◆ **LISTE DES TÂCHES**
**1.** Recopiez mot pour mot un passage de la lettre : commencez aux mots "La fortune qui" et arrêtez-vous après "m'y auroient attaché.".
**2.** D'après la lettre, combien d'années d'expérience ont accoutumé celui qui écrit à la privation de tout ce dont on s'enivre ici ?
**3.** Prolongez la lettre à la suite de sa dernière phrase.

◆ **TEXTE SOURCE**
________________

La fortune qui jusqu'icy ne m'a guères contrarié semble vouloir me dédomager des désagrémens de la subordination en m'attachant à l'homme de France auquel il me sera le plus doux d'obéir. Vous connoissez, m. le nouvel Ambassadeur et je suis persuadé que vous pensez comme moy qu'on ne peut pas être exilé en meilleure compagnie. Je dis exilé pour me conformer aux idées de ce Pays cy, car je serois plus injuste qu'un autre si j'essayois d'accréditer le préjugé badaud qu'on ne vit qu'à Paris. Les Bords de la Vistule ont aussi leurs charmes. J'y ai passé des jours dont le souvenir me sera toujours prétieux, j'y retrouverai des gens que j'aime. Une expérience de huit années m'a accoutumé à la privation de tout ce dont on s'enyvre icy, et je n'ai heureusement pas eû le tems depuis mon retour de reprendre les goûts exclusifs qui m'y auroient attaché.

Que je serois ravi M., si ce nouveau voyage me fournissoit l'occasion de vous être de quelque utilité, et de vous donner des preuves des sentiments que vous m'avez inspirés.

________________

(Données d'annotation de mise en page)
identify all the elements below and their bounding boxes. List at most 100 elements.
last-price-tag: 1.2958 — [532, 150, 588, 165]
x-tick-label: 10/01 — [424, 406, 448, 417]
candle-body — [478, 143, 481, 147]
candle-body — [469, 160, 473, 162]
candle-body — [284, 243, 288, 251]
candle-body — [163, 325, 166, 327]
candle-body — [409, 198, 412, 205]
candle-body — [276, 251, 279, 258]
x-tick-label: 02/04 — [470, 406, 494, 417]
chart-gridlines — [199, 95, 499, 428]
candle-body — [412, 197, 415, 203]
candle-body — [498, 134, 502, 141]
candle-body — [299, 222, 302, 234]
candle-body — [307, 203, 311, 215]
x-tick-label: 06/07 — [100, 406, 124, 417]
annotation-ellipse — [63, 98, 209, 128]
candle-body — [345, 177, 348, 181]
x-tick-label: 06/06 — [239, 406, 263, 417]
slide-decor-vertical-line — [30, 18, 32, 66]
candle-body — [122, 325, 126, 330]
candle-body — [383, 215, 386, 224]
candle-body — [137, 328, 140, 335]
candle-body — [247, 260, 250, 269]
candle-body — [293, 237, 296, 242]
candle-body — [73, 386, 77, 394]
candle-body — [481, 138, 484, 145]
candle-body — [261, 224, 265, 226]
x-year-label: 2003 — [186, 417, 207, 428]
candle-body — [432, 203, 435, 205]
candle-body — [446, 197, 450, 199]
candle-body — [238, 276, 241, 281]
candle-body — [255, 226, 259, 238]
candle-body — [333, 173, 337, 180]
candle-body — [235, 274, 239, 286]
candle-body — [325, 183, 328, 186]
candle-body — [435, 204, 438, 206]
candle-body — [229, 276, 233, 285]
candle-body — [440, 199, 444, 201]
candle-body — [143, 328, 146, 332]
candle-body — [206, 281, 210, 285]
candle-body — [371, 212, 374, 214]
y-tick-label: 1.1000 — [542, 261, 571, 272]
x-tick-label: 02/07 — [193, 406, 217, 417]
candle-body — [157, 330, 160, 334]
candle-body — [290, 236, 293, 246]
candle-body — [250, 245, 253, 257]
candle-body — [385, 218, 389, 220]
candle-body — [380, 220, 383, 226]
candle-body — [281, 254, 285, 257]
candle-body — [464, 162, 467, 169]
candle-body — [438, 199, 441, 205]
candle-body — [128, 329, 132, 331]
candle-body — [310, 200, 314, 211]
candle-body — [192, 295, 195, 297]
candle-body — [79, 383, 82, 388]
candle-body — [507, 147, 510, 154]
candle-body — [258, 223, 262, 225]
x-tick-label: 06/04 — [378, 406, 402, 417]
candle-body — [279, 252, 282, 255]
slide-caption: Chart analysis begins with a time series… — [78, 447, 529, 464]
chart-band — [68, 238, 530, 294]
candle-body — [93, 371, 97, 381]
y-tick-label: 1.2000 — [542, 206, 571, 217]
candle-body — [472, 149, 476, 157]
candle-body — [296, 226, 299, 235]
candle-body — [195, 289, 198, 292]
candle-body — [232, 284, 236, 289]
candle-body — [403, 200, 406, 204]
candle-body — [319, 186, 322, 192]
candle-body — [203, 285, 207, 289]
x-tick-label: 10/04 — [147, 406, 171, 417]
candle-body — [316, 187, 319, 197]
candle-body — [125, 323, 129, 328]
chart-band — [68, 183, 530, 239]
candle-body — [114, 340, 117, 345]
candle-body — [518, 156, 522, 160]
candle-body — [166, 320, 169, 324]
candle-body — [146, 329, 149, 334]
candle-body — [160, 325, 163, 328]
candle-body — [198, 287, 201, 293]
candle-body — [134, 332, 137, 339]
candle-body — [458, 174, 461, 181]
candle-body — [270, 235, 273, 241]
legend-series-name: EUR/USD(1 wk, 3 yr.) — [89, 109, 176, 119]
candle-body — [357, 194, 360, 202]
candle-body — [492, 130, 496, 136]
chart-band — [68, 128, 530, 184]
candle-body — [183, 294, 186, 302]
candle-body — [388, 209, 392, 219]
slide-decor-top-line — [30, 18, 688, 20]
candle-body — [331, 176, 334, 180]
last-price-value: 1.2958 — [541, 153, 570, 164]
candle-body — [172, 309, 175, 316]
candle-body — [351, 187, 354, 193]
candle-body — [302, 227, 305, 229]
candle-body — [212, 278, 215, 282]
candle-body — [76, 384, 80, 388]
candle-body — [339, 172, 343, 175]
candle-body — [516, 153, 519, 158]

________________

◆ **RÉSULTATS**
**1.**
La fortune qui jusqu'icy ne m'a guères contrarié semble vouloir me dédomager des désagrémens de la subordination en m'attachant à l'homme de France auquel il me sera le plus doux d'obéir. Vous connoissez, m. le nouvel Ambassadeur et je suis persuadé que vous pensez comme moy qu'on ne peut pas être exilé en meilleure compagnie. Je dis exilé pour me conformer aux idées de ce Pays cy, car je serois plus injuste qu'un autre si j'essayois d'accréditer le préjugé badaud qu'on ne vit qu'à Paris. Les Bords de la Vistule ont aussi leurs charmes. J'y ai passé des jours dont le souvenir me sera toujours prétieux, j'y retrouverai des gens que j'aime. Une expérience de huit années m'a accoutumé à la privation de tout ce dont on s'enyvre icy, et je n'ai heureusement pas eû le tems depuis mon retour de reprendre les goûts exclusifs qui m'y auroient attaché.

**2.** Huit années.

**3.**
Je compte ne pas rentrer en France sans avoir revû Berlin. Qui se plait au Théâtre, doit aimer jusqu'aux foyers, c'est du moins mon sentiment. Le hazard m'a rendu spectateur de très grandes scènes, je passe ma vie à réfléchir sur celles qui ont étonné le monde et à prévoir celles dont naturellement je vais être le témoin, et il me sera doux d'entendre votre bruyant disciple dire quand j'étois un héros du même ton dont l'abbé de  . . . disoit, quand j'étois un fat.

J'apprens M. par un de vos amis que je vois souvent que vous êtes satisfait de votre nouveau domaine, que tout ce qui vous entoure se ressent de votre bonheur. Je vous en félicite, ou pour mieux dire j'en félicite l'humanité. La douceur et la tranquilité de votre sort enhardira peut être ceux que nous avons intérêt de voir suivre vos traces. Vivez M., donnez nous des leçons, créez nous des plaisirs, et croyez que pour un ingrat vous ferez toujours mille admirateurs.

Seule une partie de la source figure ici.